Collect every line that includes the string "Plot".
[BEGIN]
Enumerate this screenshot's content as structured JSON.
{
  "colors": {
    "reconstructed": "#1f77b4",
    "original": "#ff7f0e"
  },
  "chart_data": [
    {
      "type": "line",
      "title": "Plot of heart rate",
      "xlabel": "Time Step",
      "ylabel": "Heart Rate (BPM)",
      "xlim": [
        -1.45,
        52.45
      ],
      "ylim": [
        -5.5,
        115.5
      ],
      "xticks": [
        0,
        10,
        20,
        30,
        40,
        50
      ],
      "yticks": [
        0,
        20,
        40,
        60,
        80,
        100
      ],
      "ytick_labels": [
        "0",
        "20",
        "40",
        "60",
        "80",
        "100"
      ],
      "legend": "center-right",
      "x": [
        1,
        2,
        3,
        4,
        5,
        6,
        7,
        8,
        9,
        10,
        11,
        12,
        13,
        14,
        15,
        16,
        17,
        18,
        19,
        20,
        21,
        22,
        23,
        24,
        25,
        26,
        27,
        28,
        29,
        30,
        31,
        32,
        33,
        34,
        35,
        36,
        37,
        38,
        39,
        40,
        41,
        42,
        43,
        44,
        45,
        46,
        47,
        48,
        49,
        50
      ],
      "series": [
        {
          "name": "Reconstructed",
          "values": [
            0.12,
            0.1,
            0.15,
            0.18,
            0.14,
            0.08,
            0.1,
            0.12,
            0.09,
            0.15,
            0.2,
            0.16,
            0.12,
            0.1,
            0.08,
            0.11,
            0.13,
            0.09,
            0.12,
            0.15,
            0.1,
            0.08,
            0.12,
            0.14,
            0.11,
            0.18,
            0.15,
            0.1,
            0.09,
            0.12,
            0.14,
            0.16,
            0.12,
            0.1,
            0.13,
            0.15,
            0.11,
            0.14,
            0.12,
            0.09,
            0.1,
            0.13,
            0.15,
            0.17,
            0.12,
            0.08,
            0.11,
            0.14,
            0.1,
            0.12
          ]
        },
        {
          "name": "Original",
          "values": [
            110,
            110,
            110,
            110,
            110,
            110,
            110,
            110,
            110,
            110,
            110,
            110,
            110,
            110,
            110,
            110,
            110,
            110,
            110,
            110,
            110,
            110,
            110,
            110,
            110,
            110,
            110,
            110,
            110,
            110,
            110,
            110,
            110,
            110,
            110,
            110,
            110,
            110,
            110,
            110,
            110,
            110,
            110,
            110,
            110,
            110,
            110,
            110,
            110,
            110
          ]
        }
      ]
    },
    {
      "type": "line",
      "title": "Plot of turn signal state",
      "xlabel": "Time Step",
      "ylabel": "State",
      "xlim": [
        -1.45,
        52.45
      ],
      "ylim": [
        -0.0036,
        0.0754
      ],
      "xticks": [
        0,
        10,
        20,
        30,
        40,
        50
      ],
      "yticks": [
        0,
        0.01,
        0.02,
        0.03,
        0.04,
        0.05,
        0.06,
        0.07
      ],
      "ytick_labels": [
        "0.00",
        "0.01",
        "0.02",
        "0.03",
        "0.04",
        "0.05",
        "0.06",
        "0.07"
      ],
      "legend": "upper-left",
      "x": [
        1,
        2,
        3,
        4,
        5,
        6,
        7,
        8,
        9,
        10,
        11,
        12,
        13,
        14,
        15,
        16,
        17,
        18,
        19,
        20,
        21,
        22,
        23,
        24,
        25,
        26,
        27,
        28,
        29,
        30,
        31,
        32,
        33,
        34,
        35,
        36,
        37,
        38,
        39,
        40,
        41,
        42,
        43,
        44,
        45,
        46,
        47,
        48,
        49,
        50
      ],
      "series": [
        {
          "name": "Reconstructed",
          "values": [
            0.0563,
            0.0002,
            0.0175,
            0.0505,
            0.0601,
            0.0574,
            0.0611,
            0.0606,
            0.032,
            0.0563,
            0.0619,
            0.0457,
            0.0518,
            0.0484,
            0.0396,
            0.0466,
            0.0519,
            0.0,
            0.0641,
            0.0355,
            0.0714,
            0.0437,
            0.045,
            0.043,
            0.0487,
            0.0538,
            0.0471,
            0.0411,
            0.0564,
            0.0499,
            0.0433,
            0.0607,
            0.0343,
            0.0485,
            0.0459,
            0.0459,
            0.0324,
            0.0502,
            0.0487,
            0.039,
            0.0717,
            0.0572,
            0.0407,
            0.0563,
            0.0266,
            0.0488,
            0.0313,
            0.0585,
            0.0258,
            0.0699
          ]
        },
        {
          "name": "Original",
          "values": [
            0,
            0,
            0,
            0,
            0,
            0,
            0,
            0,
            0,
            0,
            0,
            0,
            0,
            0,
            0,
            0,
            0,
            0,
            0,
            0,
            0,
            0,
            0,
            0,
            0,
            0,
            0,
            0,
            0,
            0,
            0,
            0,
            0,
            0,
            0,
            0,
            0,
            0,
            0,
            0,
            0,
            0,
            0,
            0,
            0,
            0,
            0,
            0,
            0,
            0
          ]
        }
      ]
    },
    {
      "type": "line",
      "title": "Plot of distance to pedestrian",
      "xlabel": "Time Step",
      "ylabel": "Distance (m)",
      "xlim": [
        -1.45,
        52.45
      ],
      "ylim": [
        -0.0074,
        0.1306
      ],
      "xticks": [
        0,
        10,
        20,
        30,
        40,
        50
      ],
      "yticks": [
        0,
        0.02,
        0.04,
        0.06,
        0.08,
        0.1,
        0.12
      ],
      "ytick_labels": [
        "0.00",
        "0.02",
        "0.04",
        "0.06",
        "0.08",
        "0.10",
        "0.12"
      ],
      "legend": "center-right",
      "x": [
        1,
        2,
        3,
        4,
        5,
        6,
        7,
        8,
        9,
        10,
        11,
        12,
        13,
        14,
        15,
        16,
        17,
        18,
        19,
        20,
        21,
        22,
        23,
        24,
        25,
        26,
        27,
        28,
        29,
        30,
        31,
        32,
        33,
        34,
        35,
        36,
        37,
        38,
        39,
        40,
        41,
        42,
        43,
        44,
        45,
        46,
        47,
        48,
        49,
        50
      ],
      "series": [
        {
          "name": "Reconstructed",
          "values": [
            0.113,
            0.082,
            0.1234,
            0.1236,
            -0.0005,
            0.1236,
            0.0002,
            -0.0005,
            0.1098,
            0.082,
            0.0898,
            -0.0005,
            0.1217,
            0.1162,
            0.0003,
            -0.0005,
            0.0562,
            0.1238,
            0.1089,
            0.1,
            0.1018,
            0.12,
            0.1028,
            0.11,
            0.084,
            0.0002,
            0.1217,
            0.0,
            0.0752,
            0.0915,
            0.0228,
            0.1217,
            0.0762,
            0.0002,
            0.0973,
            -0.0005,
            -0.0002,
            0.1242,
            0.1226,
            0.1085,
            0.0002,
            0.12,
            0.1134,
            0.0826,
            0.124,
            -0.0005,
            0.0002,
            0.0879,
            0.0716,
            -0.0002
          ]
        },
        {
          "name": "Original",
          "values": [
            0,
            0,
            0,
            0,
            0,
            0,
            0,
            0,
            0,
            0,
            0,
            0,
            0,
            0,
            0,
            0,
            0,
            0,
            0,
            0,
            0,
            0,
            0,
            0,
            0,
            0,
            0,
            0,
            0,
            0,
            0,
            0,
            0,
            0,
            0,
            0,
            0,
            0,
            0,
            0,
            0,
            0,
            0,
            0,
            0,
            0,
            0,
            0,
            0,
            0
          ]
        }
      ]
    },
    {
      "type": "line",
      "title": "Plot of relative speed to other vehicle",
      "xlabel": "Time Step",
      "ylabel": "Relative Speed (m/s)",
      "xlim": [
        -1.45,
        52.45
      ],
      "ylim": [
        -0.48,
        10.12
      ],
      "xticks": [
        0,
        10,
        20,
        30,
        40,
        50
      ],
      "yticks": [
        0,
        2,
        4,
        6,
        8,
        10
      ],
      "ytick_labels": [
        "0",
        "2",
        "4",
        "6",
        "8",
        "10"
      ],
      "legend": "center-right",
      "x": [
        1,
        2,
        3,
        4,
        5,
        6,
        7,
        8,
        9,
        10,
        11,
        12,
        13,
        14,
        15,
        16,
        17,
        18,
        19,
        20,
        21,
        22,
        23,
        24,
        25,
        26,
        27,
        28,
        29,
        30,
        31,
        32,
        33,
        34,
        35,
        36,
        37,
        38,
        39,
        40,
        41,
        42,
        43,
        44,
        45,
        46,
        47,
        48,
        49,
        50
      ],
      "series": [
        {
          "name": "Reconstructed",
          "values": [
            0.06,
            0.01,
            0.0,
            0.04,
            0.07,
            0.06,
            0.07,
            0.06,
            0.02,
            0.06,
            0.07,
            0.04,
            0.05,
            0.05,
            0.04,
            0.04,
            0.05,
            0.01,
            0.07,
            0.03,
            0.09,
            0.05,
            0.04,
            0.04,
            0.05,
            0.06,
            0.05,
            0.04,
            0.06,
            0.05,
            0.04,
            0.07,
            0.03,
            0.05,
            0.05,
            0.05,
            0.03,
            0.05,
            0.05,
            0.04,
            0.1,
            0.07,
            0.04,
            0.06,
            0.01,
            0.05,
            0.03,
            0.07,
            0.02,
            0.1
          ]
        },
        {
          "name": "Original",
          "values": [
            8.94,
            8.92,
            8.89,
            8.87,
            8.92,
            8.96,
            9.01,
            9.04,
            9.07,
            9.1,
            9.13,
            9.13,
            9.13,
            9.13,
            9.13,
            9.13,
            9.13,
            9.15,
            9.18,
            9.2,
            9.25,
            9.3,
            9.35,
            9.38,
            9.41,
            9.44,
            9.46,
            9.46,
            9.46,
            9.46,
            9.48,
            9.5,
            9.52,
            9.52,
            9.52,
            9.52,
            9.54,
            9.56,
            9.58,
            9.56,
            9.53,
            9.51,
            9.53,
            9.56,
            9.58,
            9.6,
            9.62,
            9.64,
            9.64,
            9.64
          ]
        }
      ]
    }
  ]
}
[END]
▸ **Answer in full**
      "title": "Plot of heart rate",
      "title": "Plot of turn signal state",
      "title": "Plot of distance to pedestrian",
      "title": "Plot of relative speed to other vehicle",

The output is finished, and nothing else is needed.